[Data items]
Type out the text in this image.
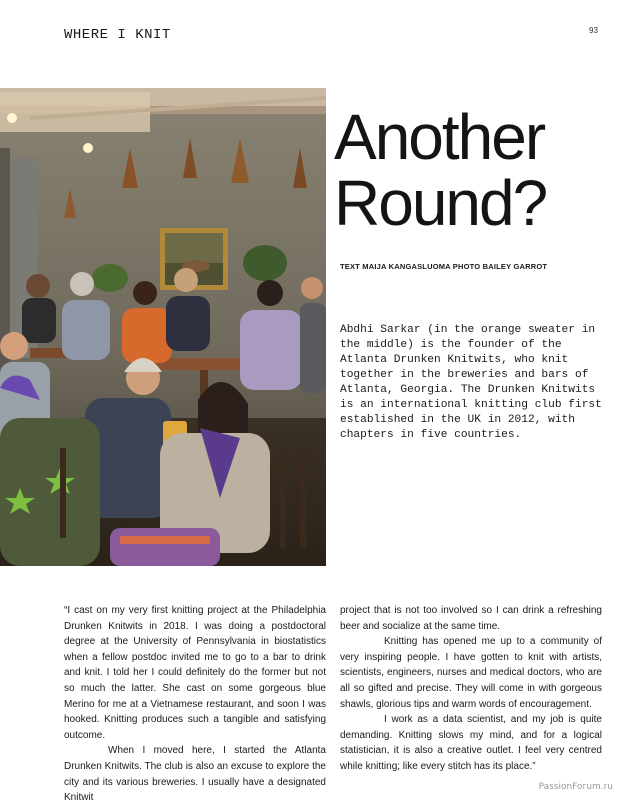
WHERE I KNIT	93
Another
Round?
TEXT MAIJA KANGASLUOMA PHOTO BAILEY GARROT

Abdhi Sarkar (in the orange sweater in the middle) is the founder of the Atlanta Drunken Knitwits, who knit together in the breweries and bars of Atlanta, Georgia. The Drunken Knitwits is an international knitting club first established in the UK in 2012, with chapters in five countries.

“I cast on my very first knitting project at the Philadelphia Drunken Knitwits in 2018. I was doing a postdoctoral degree at the University of Pennsylvania in biostatistics when a fellow postdoc invited me to go to a bar to drink and knit. I told her I could definitely do the former but not so much the latter. She cast on some gorgeous blue Merino for me at a Vietnamese restaurant, and soon I was hooked. Knitting produces such a tangible and satisfying outcome.

When I moved here, I started the Atlanta Drunken Knitwits. The club is also an excuse to explore the city and its various breweries. I usually have a designated Knitwit

project that is not too involved so I can drink a refreshing beer and socialize at the same time.

Knitting has opened me up to a community of very inspiring people. I have gotten to knit with artists, scientists, engineers, nurses and medical doctors, who are all so gifted and precise. They will come in with gorgeous shawls, glorious tips and warm words of encouragement.

I work as a data scientist, and my job is quite demanding. Knitting slows my mind, and for a logical statistician, it is also a creative outlet. I feel very centred while knitting; like every stitch has its place.”

PassionForum.ru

> _Stated task_:
Pick out all lines containing the string "club".

> _Finished exercise_:
Abdhi Sarkar (in the orange sweater in the middle) is the founder of the Atlanta Drunken Knitwits, who knit together in the breweries and bars of Atlanta, Georgia. The Drunken Knitwits is an international knitting club first established in the UK in 2012, with chapters in five countries.
When I moved here, I started the Atlanta Drunken Knitwits. The club is also an excuse to explore the city and its various breweries. I usually have a designated Knitwit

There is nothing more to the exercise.